# Document passage
▬▬▬▬▬▬▬▬▬▬
# Episode 1. The Saga Begins. (EZ EV? I doubt it)



## rmacey (Apr 3, 2009)

Today the adventure officially begins. Julia, my wife, purchased a car for our conversion.

Welcome to my first post regarding the conversion of an ICE (internal combustion engine) car to an EV (electric vehicle). The background is this. I have a 12 year old son Noah who likes science. We watched “Who killed the electric vehicle”. Somehow that led to the idea of converting a normal car to an EV. My personal reason for doing this is to have a challenging, interesting, productive and educational project to do with my son. I am not doing this to have an EV. Even cursory research shows that it would be easier, cheaper and quicker to buy an existing EV than to convert one. So if all I wanted was an EV, I’d go buy one. 

[I do have another motivation. I will try to make this the last political statement of this blog.] If we succeed, it will prove anyone can build an EV. I hope that this will encourage others to consider the possibilities of alternative energy that exist today. In my opinion, using less oil will do more for our country than it will for the environment. Using less gas will deprive those nations who support religious tyranny and oppose democracy of some revenue. It’s not necessarily governments who wish us ill, although Iran is no friend. Saudi Arabia is our ally, but 15 of the 19 9/11 hijackers were from that country. I like the idea of being green, but sooner or later someone somewhere will burn most of the oil. As long as it’s cheaper to use oil than alternatives, it will get burned. Emerging countries will put the immediate desire to escape poverty as a priority over the environment. Oil may be sold, but if we can decrease the demand, we will decrease the price and decrease the revenue to oil producers.

I have no mechanical skills. I can change a tire. I get nervous with jumper cables, so you can imagine my trepidation dealing at the prospect of an EV. Let me explain my worries about the E in EV. When I was a little kid (maybe 5), there was a leaky faucet in our house. A handyman was looking at it. I was looking at the handyman. This guy was no electrician. He held a brass (well it looked like brass and was metal) lamp under the sink to see the problem. Next thing I know this guy got a heck of a shock. This was no quick buzz either. He sizzled for seconds. Fortunately he was ok. He had a beer and he didn’t fix the faucet.
▬▬▬▬▬▬▬▬▬▬
# Material for this exercise
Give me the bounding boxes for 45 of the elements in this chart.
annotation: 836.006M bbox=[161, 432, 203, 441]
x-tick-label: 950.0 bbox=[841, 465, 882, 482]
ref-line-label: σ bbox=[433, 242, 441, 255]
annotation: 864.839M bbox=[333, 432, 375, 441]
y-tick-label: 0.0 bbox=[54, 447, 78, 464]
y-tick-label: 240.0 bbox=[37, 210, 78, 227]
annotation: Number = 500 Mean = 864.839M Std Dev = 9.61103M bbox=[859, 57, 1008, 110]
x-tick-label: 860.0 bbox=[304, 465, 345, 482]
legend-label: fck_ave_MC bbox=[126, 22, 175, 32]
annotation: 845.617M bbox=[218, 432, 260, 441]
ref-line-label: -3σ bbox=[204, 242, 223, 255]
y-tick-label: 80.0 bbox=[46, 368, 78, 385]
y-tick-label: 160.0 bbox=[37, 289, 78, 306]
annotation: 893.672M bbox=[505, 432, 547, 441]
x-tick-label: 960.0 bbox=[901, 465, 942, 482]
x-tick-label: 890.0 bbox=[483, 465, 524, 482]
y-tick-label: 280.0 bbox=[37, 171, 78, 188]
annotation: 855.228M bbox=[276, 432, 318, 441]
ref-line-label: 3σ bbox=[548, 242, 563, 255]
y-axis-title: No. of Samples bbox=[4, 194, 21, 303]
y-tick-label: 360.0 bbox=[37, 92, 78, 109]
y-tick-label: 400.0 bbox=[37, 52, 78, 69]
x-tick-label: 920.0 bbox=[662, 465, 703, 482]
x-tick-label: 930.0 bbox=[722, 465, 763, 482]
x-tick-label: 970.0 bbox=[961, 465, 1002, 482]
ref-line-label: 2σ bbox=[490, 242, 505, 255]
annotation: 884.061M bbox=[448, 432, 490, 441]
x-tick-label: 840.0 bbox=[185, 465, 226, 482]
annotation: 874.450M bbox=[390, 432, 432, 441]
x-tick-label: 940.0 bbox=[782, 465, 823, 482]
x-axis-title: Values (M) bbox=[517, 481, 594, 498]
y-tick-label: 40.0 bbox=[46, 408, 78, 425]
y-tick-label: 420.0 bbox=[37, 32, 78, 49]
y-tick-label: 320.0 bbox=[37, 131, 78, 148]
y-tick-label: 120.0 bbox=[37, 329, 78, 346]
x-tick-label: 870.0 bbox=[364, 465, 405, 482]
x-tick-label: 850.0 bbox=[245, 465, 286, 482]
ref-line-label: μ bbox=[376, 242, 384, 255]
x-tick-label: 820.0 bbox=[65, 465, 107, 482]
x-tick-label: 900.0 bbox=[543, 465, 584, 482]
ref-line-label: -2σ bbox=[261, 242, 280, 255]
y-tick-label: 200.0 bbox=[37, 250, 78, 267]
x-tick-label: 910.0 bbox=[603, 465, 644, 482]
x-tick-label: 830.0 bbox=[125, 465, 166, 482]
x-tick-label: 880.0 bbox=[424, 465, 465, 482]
▬▬▬▬▬▬▬▬▬▬
# Tasks to carry out
[1] In the EV conversion post, who bought the car for the conversion?
[2] Please lay out the records as a numbered list, covering the stretch from their start through the line containing "x-tick-label: 820.0 bbox=[65, 465, 107, 482]", with blank lines omitted.

# Exercise results
[1] Julia, the writer's wife, bought it.

[2]
1. Give me the bounding boxes for 45 of the elements in this chart.
2. annotation: 836.006M bbox=[161, 432, 203, 441]
3. x-tick-label: 950.0 bbox=[841, 465, 882, 482]
4. ref-line-label: σ bbox=[433, 242, 441, 255]
5. annotation: 864.839M bbox=[333, 432, 375, 441]
6. y-tick-label: 0.0 bbox=[54, 447, 78, 464]
7. y-tick-label: 240.0 bbox=[37, 210, 78, 227]
8. annotation: Number = 500 Mean = 864.839M Std Dev = 9.61103M bbox=[859, 57, 1008, 110]
9. x-tick-label: 860.0 bbox=[304, 465, 345, 482]
10. legend-label: fck_ave_MC bbox=[126, 22, 175, 32]
11. annotation: 845.617M bbox=[218, 432, 260, 441]
12. ref-line-label: -3σ bbox=[204, 242, 223, 255]
13. y-tick-label: 80.0 bbox=[46, 368, 78, 385]
14. y-tick-label: 160.0 bbox=[37, 289, 78, 306]
15. annotation: 893.672M bbox=[505, 432, 547, 441]
16. x-tick-label: 960.0 bbox=[901, 465, 942, 482]
17. x-tick-label: 890.0 bbox=[483, 465, 524, 482]
18. y-tick-label: 280.0 bbox=[37, 171, 78, 188]
19. annotation: 855.228M bbox=[276, 432, 318, 441]
20. ref-line-label: 3σ bbox=[548, 242, 563, 255]
21. y-axis-title: No. of Samples bbox=[4, 194, 21, 303]
22. y-tick-label: 360.0 bbox=[37, 92, 78, 109]
23. y-tick-label: 400.0 bbox=[37, 52, 78, 69]
24. x-tick-label: 920.0 bbox=[662, 465, 703, 482]
25. x-tick-label: 930.0 bbox=[722, 465, 763, 482]
26. x-tick-label: 970.0 bbox=[961, 465, 1002, 482]
27. ref-line-label: 2σ bbox=[490, 242, 505, 255]
28. annotation: 884.061M bbox=[448, 432, 490, 441]
29. x-tick-label: 840.0 bbox=[185, 465, 226, 482]
30. annotation: 874.450M bbox=[390, 432, 432, 441]
31. x-tick-label: 940.0 bbox=[782, 465, 823, 482]
32. x-axis-title: Values (M) bbox=[517, 481, 594, 498]
33. y-tick-label: 40.0 bbox=[46, 408, 78, 425]
34. y-tick-label: 420.0 bbox=[37, 32, 78, 49]
35. y-tick-label: 320.0 bbox=[37, 131, 78, 148]
36. y-tick-label: 120.0 bbox=[37, 329, 78, 346]
37. x-tick-label: 870.0 bbox=[364, 465, 405, 482]
38. x-tick-label: 850.0 bbox=[245, 465, 286, 482]
39. ref-line-label: μ bbox=[376, 242, 384, 255]
40. x-tick-label: 820.0 bbox=[65, 465, 107, 482]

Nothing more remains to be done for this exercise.